Dataset content ->
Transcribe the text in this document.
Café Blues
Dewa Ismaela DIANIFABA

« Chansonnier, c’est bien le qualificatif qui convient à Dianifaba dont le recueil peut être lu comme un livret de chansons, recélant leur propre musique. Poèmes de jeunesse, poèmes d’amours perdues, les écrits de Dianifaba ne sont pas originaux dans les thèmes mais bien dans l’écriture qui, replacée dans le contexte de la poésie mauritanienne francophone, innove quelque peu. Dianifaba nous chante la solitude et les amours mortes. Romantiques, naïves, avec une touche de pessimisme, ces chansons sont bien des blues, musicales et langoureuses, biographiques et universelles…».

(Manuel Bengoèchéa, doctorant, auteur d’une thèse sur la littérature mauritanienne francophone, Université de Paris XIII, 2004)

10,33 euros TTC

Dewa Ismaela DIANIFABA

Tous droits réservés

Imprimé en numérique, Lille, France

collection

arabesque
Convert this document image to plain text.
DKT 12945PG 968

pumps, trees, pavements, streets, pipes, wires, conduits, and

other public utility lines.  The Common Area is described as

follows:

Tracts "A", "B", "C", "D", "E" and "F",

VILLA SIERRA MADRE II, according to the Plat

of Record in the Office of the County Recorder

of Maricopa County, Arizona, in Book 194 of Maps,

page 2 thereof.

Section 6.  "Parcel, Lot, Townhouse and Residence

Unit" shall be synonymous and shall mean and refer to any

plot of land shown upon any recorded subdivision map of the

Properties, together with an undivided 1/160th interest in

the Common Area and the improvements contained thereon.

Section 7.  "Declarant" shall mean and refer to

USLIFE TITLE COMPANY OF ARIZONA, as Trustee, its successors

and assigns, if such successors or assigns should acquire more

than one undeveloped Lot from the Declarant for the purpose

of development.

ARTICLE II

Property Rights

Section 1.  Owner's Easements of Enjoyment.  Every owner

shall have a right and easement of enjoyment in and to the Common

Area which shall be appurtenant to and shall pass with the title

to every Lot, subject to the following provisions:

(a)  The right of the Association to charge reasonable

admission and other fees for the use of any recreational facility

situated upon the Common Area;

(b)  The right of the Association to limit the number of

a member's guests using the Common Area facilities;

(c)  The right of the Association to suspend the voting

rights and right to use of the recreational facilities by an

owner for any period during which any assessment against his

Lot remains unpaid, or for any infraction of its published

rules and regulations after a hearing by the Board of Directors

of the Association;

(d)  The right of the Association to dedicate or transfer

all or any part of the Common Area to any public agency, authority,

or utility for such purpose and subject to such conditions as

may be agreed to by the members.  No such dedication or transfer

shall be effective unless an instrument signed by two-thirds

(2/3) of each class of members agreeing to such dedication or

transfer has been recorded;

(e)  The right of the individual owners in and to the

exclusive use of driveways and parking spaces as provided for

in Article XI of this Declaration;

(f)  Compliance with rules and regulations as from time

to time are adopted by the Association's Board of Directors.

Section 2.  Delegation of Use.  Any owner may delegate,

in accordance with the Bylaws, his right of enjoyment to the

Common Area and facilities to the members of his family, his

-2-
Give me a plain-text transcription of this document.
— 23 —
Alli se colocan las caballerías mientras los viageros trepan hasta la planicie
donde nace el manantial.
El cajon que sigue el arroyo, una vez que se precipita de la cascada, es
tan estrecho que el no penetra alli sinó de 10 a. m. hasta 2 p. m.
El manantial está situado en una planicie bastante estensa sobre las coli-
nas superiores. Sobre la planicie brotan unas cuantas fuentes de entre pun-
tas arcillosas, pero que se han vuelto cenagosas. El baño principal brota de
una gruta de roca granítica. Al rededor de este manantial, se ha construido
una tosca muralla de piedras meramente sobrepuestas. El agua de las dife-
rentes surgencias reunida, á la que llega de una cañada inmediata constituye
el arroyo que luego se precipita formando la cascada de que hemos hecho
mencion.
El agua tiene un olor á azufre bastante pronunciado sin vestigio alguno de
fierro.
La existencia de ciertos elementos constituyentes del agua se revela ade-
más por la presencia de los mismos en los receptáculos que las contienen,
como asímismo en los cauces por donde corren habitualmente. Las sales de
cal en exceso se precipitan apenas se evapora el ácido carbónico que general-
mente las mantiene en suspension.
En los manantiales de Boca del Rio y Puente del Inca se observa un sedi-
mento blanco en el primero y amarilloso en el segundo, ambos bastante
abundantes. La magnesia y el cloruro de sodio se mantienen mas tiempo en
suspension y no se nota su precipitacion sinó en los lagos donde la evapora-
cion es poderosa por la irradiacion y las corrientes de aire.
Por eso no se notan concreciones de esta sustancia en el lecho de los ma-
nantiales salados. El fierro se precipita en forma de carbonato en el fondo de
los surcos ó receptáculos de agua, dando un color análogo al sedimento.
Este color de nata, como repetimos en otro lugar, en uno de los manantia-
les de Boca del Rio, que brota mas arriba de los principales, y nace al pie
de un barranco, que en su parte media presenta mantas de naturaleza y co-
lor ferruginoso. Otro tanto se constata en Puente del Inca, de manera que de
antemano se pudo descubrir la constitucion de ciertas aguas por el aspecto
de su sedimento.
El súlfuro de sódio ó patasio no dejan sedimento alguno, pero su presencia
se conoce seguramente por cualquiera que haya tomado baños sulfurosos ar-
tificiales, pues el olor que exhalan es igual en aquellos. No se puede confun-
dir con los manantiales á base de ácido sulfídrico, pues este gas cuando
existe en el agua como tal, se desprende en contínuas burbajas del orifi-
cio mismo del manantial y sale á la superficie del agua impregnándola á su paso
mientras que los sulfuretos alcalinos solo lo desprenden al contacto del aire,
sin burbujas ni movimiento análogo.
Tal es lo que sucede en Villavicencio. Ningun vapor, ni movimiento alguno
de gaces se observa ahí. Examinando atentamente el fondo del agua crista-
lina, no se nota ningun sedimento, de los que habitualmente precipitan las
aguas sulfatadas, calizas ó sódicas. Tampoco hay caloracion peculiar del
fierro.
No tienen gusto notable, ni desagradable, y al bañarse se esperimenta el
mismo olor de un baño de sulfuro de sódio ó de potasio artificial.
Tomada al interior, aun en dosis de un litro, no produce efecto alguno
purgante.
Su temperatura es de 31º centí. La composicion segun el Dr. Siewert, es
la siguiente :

Problem description -> Search the data above for the word "pero", then gather each line in which it appears.

Solution to the problem ->
tas arcillosas, pero que se han vuelto cenagosas. El baño principal brota de
El súlfuro de sódio ó patasio no dejan sedimento alguno, pero su presencia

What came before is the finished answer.